- [THE TASK]: Every line in the listing is to be echoed verbatim.

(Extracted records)
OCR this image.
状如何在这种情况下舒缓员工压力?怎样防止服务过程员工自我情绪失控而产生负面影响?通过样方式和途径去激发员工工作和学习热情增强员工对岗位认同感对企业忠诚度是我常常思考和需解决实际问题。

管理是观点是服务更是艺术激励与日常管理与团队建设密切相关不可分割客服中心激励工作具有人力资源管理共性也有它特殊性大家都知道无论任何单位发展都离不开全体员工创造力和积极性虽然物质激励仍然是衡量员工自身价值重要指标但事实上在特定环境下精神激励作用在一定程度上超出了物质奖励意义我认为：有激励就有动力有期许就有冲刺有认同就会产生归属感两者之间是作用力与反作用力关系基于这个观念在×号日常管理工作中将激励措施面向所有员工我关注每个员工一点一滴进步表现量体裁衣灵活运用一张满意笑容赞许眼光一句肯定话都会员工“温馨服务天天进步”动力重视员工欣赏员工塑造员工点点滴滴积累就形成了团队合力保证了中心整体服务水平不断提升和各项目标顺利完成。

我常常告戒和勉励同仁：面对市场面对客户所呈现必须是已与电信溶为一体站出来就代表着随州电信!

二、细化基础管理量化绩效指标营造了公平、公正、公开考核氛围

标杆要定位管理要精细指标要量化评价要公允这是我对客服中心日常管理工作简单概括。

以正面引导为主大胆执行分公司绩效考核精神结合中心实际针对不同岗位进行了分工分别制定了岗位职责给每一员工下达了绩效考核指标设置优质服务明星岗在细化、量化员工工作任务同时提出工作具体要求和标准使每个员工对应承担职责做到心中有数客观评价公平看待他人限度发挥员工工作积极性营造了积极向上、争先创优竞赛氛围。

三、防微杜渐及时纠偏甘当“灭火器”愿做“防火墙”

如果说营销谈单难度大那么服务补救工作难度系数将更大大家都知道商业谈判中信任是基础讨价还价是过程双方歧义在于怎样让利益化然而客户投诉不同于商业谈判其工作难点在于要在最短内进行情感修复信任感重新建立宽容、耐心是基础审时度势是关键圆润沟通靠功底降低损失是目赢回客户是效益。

- [FINAL RESULT]:
OCR this image.
状如何在这种情况下舒缓员工压力?怎样防止服务过程员工自我情绪失控而产生负面影响?通过样方式和途径去激发员工工作和学习热情增强员工对岗位认同感对企业忠诚度是我常常思考和需解决实际问题。

管理是观点是服务更是艺术激励与日常管理与团队建设密切相关不可分割客服中心激励工作具有人力资源管理共性也有它特殊性大家都知道无论任何单位发展都离不开全体员工创造力和积极性虽然物质激励仍然是衡量员工自身价值重要指标但事实上在特定环境下精神激励作用在一定程度上超出了物质奖励意义我认为：有激励就有动力有期许就有冲刺有认同就会产生归属感两者之间是作用力与反作用力关系基于这个观念在×号日常管理工作中将激励措施面向所有员工我关注每个员工一点一滴进步表现量体裁衣灵活运用一张满意笑容赞许眼光一句肯定话都会员工“温馨服务天天进步”动力重视员工欣赏员工塑造员工点点滴滴积累就形成了团队合力保证了中心整体服务水平不断提升和各项目标顺利完成。

我常常告戒和勉励同仁：面对市场面对客户所呈现必须是已与电信溶为一体站出来就代表着随州电信!

二、细化基础管理量化绩效指标营造了公平、公正、公开考核氛围

标杆要定位管理要精细指标要量化评价要公允这是我对客服中心日常管理工作简单概括。

以正面引导为主大胆执行分公司绩效考核精神结合中心实际针对不同岗位进行了分工分别制定了岗位职责给每一员工下达了绩效考核指标设置优质服务明星岗在细化、量化员工工作任务同时提出工作具体要求和标准使每个员工对应承担职责做到心中有数客观评价公平看待他人限度发挥员工工作积极性营造了积极向上、争先创优竞赛氛围。

三、防微杜渐及时纠偏甘当“灭火器”愿做“防火墙”

如果说营销谈单难度大那么服务补救工作难度系数将更大大家都知道商业谈判中信任是基础讨价还价是过程双方歧义在于怎样让利益化然而客户投诉不同于商业谈判其工作难点在于要在最短内进行情感修复信任感重新建立宽容、耐心是基础审时度势是关键圆润沟通靠功底降低损失是目赢回客户是效益。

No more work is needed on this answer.